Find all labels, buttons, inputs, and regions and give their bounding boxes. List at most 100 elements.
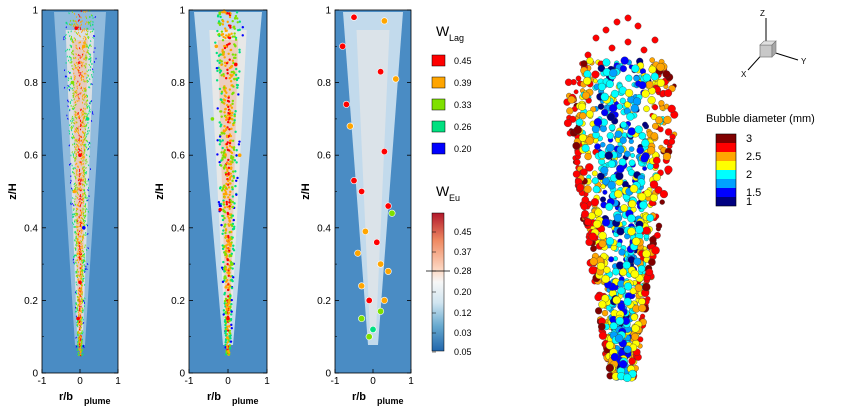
x-axis-label-subscript: plume	[232, 396, 259, 406]
bubble-point	[74, 26, 78, 30]
legend-lag-label: 0.33	[454, 100, 472, 110]
lagrangian-velocity-mark	[77, 193, 80, 196]
lagrangian-velocity-mark	[230, 237, 233, 241]
bubble-sphere	[566, 107, 574, 115]
lagrangian-velocity-mark	[76, 196, 79, 199]
bubble-sphere	[586, 110, 594, 118]
lagrangian-velocity-mark	[227, 166, 231, 170]
legend-eu-subscript: Eu	[449, 193, 460, 203]
lagrangian-velocity-mark	[73, 207, 75, 210]
legend-eu-colorbar	[431, 212, 445, 352]
lagrangian-velocity-mark	[228, 247, 231, 251]
lagrangian-velocity-mark	[235, 154, 238, 157]
lagrangian-velocity-mark	[66, 99, 69, 102]
bubble-sphere	[605, 202, 614, 211]
lagrangian-velocity-mark	[230, 302, 233, 306]
lagrangian-velocity-mark	[229, 317, 233, 321]
lagrangian-velocity-mark	[88, 86, 91, 89]
bubble-sphere	[658, 100, 665, 107]
lagrangian-velocity-mark	[84, 182, 87, 185]
lagrangian-velocity-mark	[87, 189, 89, 192]
lagrangian-velocity-mark	[66, 55, 68, 58]
lagrangian-velocity-mark	[79, 295, 82, 298]
lagrangian-velocity-mark	[77, 19, 80, 22]
lagrangian-velocity-mark	[85, 199, 88, 202]
lagrangian-velocity-mark	[221, 32, 225, 36]
lagrangian-velocity-mark	[78, 248, 80, 251]
lagrangian-velocity-mark	[230, 106, 234, 109]
lagrangian-velocity-mark	[92, 36, 94, 39]
lagrangian-velocity-mark	[81, 222, 84, 225]
lagrangian-velocity-mark	[221, 280, 225, 284]
lagrangian-velocity-mark	[74, 30, 76, 33]
lagrangian-velocity-mark	[81, 348, 84, 351]
lagrangian-velocity-mark	[228, 344, 232, 347]
lagrangian-velocity-mark	[75, 103, 77, 106]
lagrangian-velocity-mark	[72, 105, 74, 108]
lagrangian-velocity-mark	[228, 332, 232, 335]
bubble-sphere	[612, 268, 620, 276]
lagrangian-velocity-mark	[230, 298, 233, 302]
bubble-sphere	[591, 177, 599, 185]
lagrangian-velocity-mark	[231, 118, 234, 121]
lagrangian-velocity-mark	[80, 316, 83, 319]
bubble-sphere	[608, 44, 616, 52]
bubble-sphere	[624, 38, 632, 46]
lagrangian-velocity-mark	[70, 58, 72, 61]
bubble-sphere	[642, 121, 648, 128]
lagrangian-velocity-mark	[228, 259, 231, 262]
lagrangian-velocity-mark	[81, 141, 84, 144]
lagrangian-velocity-mark	[230, 154, 233, 158]
lagrangian-velocity-mark	[225, 239, 229, 242]
lagrangian-velocity-mark	[71, 67, 74, 70]
bubble-sphere	[575, 75, 582, 82]
lagrangian-velocity-mark	[224, 185, 227, 189]
lagrangian-velocity-mark	[76, 226, 79, 228]
lagrangian-velocity-mark	[78, 328, 81, 331]
bubble-sphere	[619, 97, 626, 104]
bubble-sphere	[572, 170, 581, 178]
bubble-point	[380, 17, 388, 25]
bubble-point	[339, 42, 347, 50]
lagrangian-velocity-mark	[235, 78, 239, 82]
lagrangian-velocity-mark	[68, 144, 71, 147]
legend-eu-tick-label: 0.12	[454, 308, 472, 318]
lagrangian-velocity-mark	[80, 336, 82, 339]
legend-bubble-swatch	[716, 134, 736, 143]
lagrangian-velocity-mark	[228, 201, 231, 204]
lagrangian-velocity-mark	[80, 219, 82, 222]
bubble-sphere	[613, 213, 623, 223]
bubble-sphere	[585, 163, 594, 172]
lagrangian-velocity-mark	[235, 11, 239, 14]
lagrangian-velocity-mark	[235, 179, 238, 182]
lagrangian-velocity-mark	[75, 152, 78, 155]
lagrangian-velocity-mark	[234, 170, 237, 173]
lagrangian-velocity-mark	[80, 250, 82, 253]
legend-bubble-label: 2.5	[746, 151, 761, 163]
lagrangian-velocity-mark	[85, 162, 87, 165]
bubble-sphere	[616, 103, 623, 110]
lagrangian-velocity-mark	[81, 242, 83, 245]
lagrangian-velocity-mark	[89, 83, 92, 86]
x-tick-label: -1	[38, 376, 47, 387]
lagrangian-velocity-mark	[77, 179, 80, 182]
lagrangian-velocity-mark	[85, 265, 87, 268]
lagrangian-velocity-mark	[77, 178, 80, 181]
lagrangian-velocity-mark	[77, 353, 79, 356]
legend-bubble-label: 1.5	[746, 187, 761, 199]
lagrangian-velocity-mark	[83, 10, 85, 13]
lagrangian-velocity-mark	[227, 162, 231, 166]
lagrangian-velocity-mark	[218, 121, 221, 124]
lagrangian-velocity-mark	[217, 33, 220, 36]
lagrangian-velocity-mark	[74, 116, 77, 119]
legend-eu-tick-label: 0.05	[454, 347, 472, 357]
lagrangian-velocity-mark	[75, 92, 78, 95]
lagrangian-velocity-mark	[234, 73, 238, 77]
lagrangian-velocity-mark	[87, 132, 89, 135]
lagrangian-velocity-mark	[225, 62, 229, 65]
lagrangian-velocity-mark	[228, 114, 231, 118]
lagrangian-velocity-mark	[81, 168, 84, 170]
lagrangian-velocity-mark	[72, 89, 74, 92]
lagrangian-velocity-mark	[67, 117, 69, 120]
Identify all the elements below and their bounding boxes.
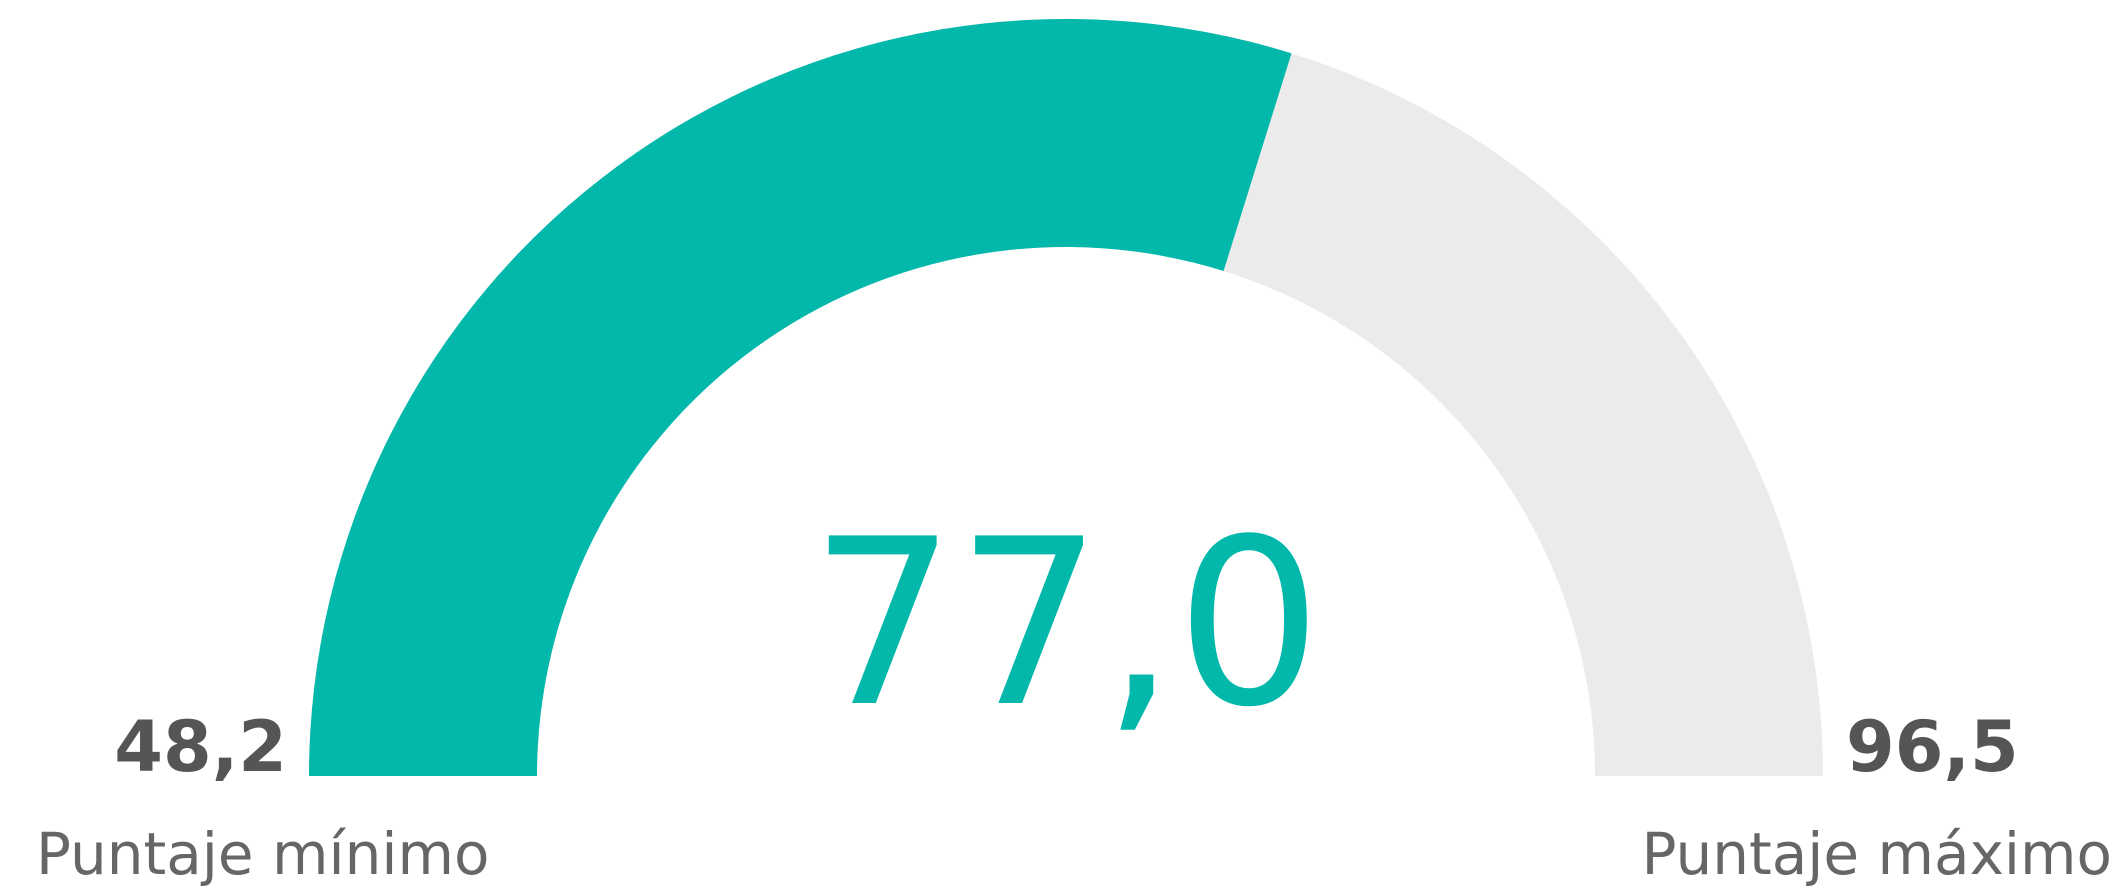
max-label: 96,5 <box>1846 706 2019 788</box>
gauge-value: 77,0 <box>810 491 1322 758</box>
min-label: 48,2 <box>114 706 287 788</box>
gauge-fill <box>309 19 1292 777</box>
max-title: Puntaje máximo <box>1642 820 2112 888</box>
min-title: Puntaje mínimo <box>36 820 489 888</box>
arcs <box>309 19 1823 777</box>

**Your objective:** Can you update all of the lines above so that "bubble-sphere" becomes "bubble-marker" wherever it occurs, with nothing else changed? Leave the pictures out of your answer.

**Output:**
Find all labels, buttons, inputs, and regions and give their bounding boxes. List at most 100 elements.
x-axis-label-subscript: plume	[232, 396, 259, 406]
bubble-point	[74, 26, 78, 30]
legend-lag-label: 0.33	[454, 100, 472, 110]
lagrangian-velocity-mark	[77, 193, 80, 196]
lagrangian-velocity-mark	[230, 237, 233, 241]
bubble-marker	[566, 107, 574, 115]
lagrangian-velocity-mark	[76, 196, 79, 199]
bubble-marker	[586, 110, 594, 118]
lagrangian-velocity-mark	[227, 166, 231, 170]
legend-eu-subscript: Eu	[449, 193, 460, 203]
lagrangian-velocity-mark	[73, 207, 75, 210]
legend-eu-colorbar	[431, 212, 445, 352]
lagrangian-velocity-mark	[228, 247, 231, 251]
lagrangian-velocity-mark	[235, 154, 238, 157]
lagrangian-velocity-mark	[66, 99, 69, 102]
bubble-marker	[605, 202, 614, 211]
lagrangian-velocity-mark	[230, 302, 233, 306]
lagrangian-velocity-mark	[229, 317, 233, 321]
lagrangian-velocity-mark	[88, 86, 91, 89]
bubble-marker	[658, 100, 665, 107]
lagrangian-velocity-mark	[84, 182, 87, 185]
lagrangian-velocity-mark	[87, 189, 89, 192]
lagrangian-velocity-mark	[66, 55, 68, 58]
lagrangian-velocity-mark	[79, 295, 82, 298]
lagrangian-velocity-mark	[77, 19, 80, 22]
lagrangian-velocity-mark	[85, 199, 88, 202]
lagrangian-velocity-mark	[221, 32, 225, 36]
lagrangian-velocity-mark	[78, 248, 80, 251]
lagrangian-velocity-mark	[230, 106, 234, 109]
lagrangian-velocity-mark	[92, 36, 94, 39]
lagrangian-velocity-mark	[81, 222, 84, 225]
lagrangian-velocity-mark	[221, 280, 225, 284]
lagrangian-velocity-mark	[74, 30, 76, 33]
lagrangian-velocity-mark	[81, 348, 84, 351]
lagrangian-velocity-mark	[228, 344, 232, 347]
lagrangian-velocity-mark	[75, 103, 77, 106]
lagrangian-velocity-mark	[72, 105, 74, 108]
lagrangian-velocity-mark	[228, 332, 232, 335]
bubble-marker	[612, 268, 620, 276]
lagrangian-velocity-mark	[230, 298, 233, 302]
bubble-marker	[591, 177, 599, 185]
lagrangian-velocity-mark	[231, 118, 234, 121]
lagrangian-velocity-mark	[80, 316, 83, 319]
bubble-marker	[608, 44, 616, 52]
bubble-marker	[624, 38, 632, 46]
lagrangian-velocity-mark	[70, 58, 72, 61]
bubble-marker	[642, 121, 648, 128]
lagrangian-velocity-mark	[228, 259, 231, 262]
lagrangian-velocity-mark	[81, 141, 84, 144]
lagrangian-velocity-mark	[230, 154, 233, 158]
lagrangian-velocity-mark	[225, 239, 229, 242]
lagrangian-velocity-mark	[71, 67, 74, 70]
bubble-marker	[575, 75, 582, 82]
lagrangian-velocity-mark	[224, 185, 227, 189]
lagrangian-velocity-mark	[76, 226, 79, 228]
lagrangian-velocity-mark	[78, 328, 81, 331]
bubble-marker	[619, 97, 626, 104]
bubble-marker	[572, 170, 581, 178]
bubble-point	[380, 17, 388, 25]
bubble-point	[339, 42, 347, 50]
lagrangian-velocity-mark	[235, 78, 239, 82]
lagrangian-velocity-mark	[68, 144, 71, 147]
legend-eu-tick-label: 0.12	[454, 308, 472, 318]
lagrangian-velocity-mark	[80, 336, 82, 339]
legend-bubble-swatch	[716, 134, 736, 143]
lagrangian-velocity-mark	[228, 201, 231, 204]
lagrangian-velocity-mark	[80, 219, 82, 222]
bubble-marker	[613, 213, 623, 223]
bubble-marker	[585, 163, 594, 172]
lagrangian-velocity-mark	[235, 11, 239, 14]
lagrangian-velocity-mark	[235, 179, 238, 182]
lagrangian-velocity-mark	[75, 152, 78, 155]
lagrangian-velocity-mark	[234, 170, 237, 173]
lagrangian-velocity-mark	[80, 250, 82, 253]
legend-bubble-label: 2.5	[746, 151, 761, 163]
lagrangian-velocity-mark	[85, 162, 87, 165]
bubble-marker	[616, 103, 623, 110]
lagrangian-velocity-mark	[81, 242, 83, 245]
lagrangian-velocity-mark	[89, 83, 92, 86]
x-tick-label: -1	[38, 376, 47, 387]
lagrangian-velocity-mark	[77, 179, 80, 182]
lagrangian-velocity-mark	[85, 265, 87, 268]
lagrangian-velocity-mark	[77, 178, 80, 181]
lagrangian-velocity-mark	[77, 353, 79, 356]
legend-bubble-label: 1.5	[746, 187, 761, 199]
lagrangian-velocity-mark	[83, 10, 85, 13]
lagrangian-velocity-mark	[227, 162, 231, 166]
lagrangian-velocity-mark	[218, 121, 221, 124]
lagrangian-velocity-mark	[217, 33, 220, 36]
lagrangian-velocity-mark	[74, 116, 77, 119]
legend-eu-tick-label: 0.05	[454, 347, 472, 357]
lagrangian-velocity-mark	[75, 92, 78, 95]
lagrangian-velocity-mark	[234, 73, 238, 77]
lagrangian-velocity-mark	[87, 132, 89, 135]
lagrangian-velocity-mark	[225, 62, 229, 65]
lagrangian-velocity-mark	[228, 114, 231, 118]
lagrangian-velocity-mark	[81, 168, 84, 170]
lagrangian-velocity-mark	[72, 89, 74, 92]
lagrangian-velocity-mark	[67, 117, 69, 120]
Identify all the elements below and their bounding boxes.
max-label: 96,5 <box>1846 706 2019 788</box>
gauge-value: 77,0 <box>810 491 1322 758</box>
min-label: 48,2 <box>114 706 287 788</box>
gauge-fill <box>309 19 1292 777</box>
max-title: Puntaje máximo <box>1642 820 2112 888</box>
min-title: Puntaje mínimo <box>36 820 489 888</box>
arcs <box>309 19 1823 777</box>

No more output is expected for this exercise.